SET EXERCISE: Print unchanged the lines below, beginning at the line that has "y-tick-label: 103 xyxy=(175,570,226,609)" and stopping after the line that has "series-line-0 xyxy=(275,91,1135,482)".

-=-=-

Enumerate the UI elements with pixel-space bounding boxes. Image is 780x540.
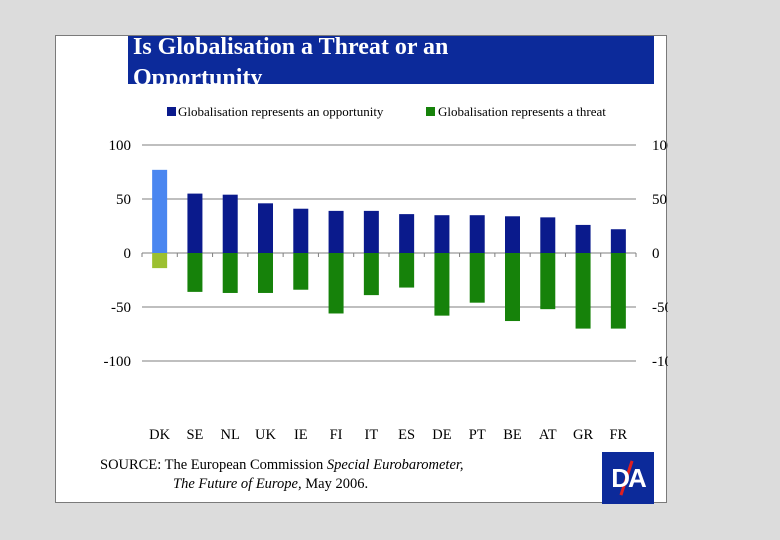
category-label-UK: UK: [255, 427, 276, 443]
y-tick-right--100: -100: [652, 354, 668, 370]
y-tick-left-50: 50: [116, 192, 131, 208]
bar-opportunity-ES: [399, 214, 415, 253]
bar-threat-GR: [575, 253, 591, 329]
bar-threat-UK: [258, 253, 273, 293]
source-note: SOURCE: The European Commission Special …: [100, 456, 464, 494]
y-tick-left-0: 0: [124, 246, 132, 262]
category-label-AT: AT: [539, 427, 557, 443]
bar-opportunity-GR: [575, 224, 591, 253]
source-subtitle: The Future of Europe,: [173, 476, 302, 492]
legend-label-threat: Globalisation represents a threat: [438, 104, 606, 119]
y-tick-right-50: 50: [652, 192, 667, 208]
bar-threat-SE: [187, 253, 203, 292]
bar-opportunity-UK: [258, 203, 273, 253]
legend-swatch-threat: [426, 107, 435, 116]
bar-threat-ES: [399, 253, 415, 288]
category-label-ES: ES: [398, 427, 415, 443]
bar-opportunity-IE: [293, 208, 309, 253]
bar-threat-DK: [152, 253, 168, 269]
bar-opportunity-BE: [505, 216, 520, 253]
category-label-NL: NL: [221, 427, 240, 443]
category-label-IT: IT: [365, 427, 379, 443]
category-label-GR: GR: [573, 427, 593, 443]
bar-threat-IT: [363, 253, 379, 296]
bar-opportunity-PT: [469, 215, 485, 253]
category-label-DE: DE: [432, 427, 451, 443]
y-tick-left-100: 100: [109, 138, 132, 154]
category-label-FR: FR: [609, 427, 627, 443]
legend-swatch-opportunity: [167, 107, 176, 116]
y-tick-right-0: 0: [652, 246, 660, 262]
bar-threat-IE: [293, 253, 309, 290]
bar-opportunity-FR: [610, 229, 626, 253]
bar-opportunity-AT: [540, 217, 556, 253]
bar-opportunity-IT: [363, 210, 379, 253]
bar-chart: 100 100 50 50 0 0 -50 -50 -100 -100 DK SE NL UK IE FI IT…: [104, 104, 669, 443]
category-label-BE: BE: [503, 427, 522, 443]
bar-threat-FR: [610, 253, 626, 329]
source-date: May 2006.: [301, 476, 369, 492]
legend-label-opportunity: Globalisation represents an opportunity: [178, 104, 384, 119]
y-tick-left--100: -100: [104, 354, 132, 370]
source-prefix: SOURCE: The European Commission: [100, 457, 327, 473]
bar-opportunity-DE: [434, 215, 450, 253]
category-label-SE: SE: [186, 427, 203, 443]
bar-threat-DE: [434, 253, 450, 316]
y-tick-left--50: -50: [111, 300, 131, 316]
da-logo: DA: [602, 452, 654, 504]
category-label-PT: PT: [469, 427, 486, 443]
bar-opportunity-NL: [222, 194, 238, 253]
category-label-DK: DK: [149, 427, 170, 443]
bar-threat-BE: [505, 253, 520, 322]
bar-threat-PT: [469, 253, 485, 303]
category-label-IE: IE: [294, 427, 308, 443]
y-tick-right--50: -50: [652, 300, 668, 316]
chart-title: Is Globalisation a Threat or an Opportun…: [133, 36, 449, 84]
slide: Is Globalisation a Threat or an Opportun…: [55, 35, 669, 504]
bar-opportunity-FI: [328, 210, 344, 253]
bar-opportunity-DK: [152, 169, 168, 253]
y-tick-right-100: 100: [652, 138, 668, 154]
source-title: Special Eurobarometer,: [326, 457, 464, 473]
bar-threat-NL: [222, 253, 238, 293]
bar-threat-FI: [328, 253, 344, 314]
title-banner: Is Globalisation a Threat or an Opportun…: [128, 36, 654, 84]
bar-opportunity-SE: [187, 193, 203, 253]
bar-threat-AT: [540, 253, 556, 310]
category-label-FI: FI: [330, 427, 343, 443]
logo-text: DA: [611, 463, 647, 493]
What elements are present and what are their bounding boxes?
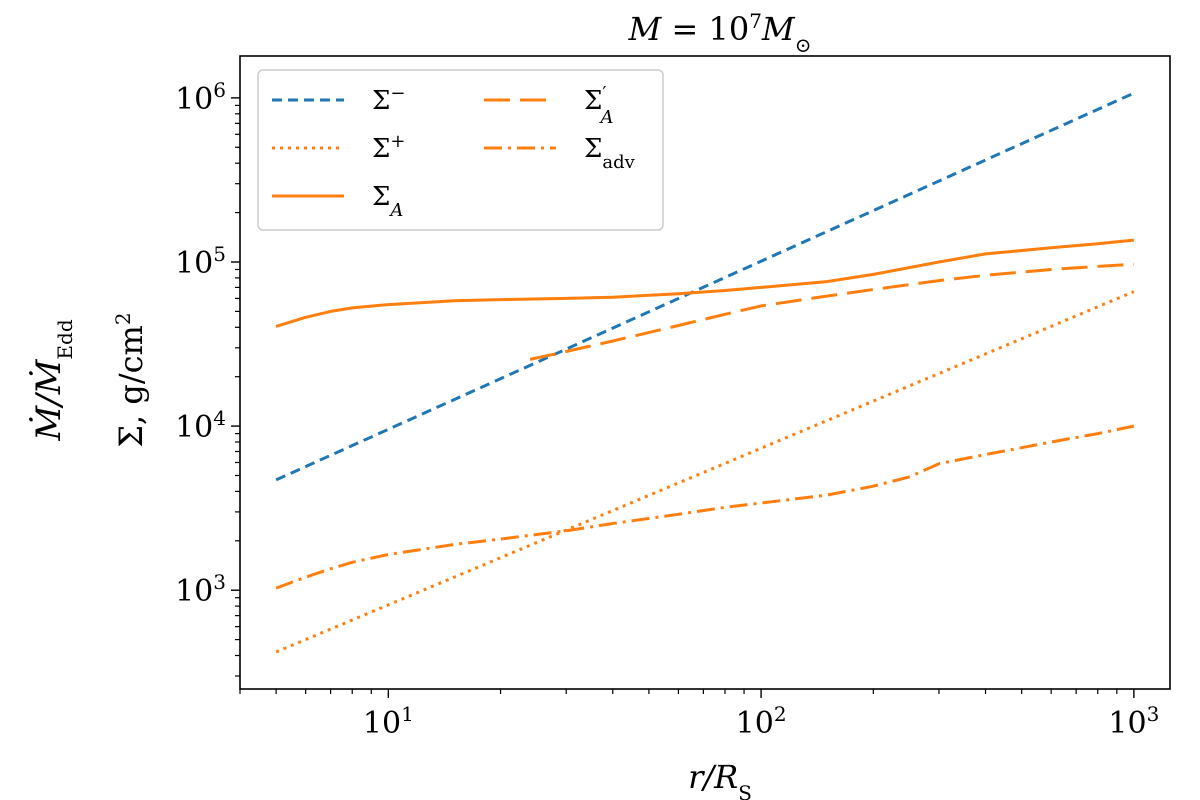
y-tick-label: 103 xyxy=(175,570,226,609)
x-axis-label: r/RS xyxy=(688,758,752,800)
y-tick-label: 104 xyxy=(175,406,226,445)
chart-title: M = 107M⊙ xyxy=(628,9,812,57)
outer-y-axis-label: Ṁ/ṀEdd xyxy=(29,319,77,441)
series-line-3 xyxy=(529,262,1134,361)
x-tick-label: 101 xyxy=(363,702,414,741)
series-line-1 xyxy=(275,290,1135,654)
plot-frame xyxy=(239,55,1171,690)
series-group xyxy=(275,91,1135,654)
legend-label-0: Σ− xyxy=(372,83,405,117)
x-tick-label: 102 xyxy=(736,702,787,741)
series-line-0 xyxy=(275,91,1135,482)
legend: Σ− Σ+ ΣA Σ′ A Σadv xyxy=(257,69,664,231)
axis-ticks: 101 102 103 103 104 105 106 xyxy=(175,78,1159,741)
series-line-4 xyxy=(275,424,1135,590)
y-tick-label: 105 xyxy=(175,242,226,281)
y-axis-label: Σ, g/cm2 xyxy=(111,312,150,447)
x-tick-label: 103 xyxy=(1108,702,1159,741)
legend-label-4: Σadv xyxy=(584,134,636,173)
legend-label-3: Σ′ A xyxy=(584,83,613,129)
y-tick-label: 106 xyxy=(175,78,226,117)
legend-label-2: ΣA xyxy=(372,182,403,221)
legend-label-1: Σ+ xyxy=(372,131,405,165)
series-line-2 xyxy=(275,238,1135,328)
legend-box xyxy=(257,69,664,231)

-=-=-

SOLUTION TO THE EXERCISE:
y-tick-label: 103 xyxy=(175,570,226,609)
x-axis-label: r/RS xyxy=(688,758,752,800)
y-tick-label: 104 xyxy=(175,406,226,445)
chart-title: M = 107M⊙ xyxy=(628,9,812,57)
outer-y-axis-label: Ṁ/ṀEdd xyxy=(29,319,77,441)
series-line-3 xyxy=(529,262,1134,361)
x-tick-label: 101 xyxy=(363,702,414,741)
series-line-1 xyxy=(275,290,1135,654)
plot-frame xyxy=(239,55,1171,690)
series-group xyxy=(275,91,1135,654)
legend-label-0: Σ− xyxy=(372,83,405,117)
x-tick-label: 102 xyxy=(736,702,787,741)
series-line-0 xyxy=(275,91,1135,482)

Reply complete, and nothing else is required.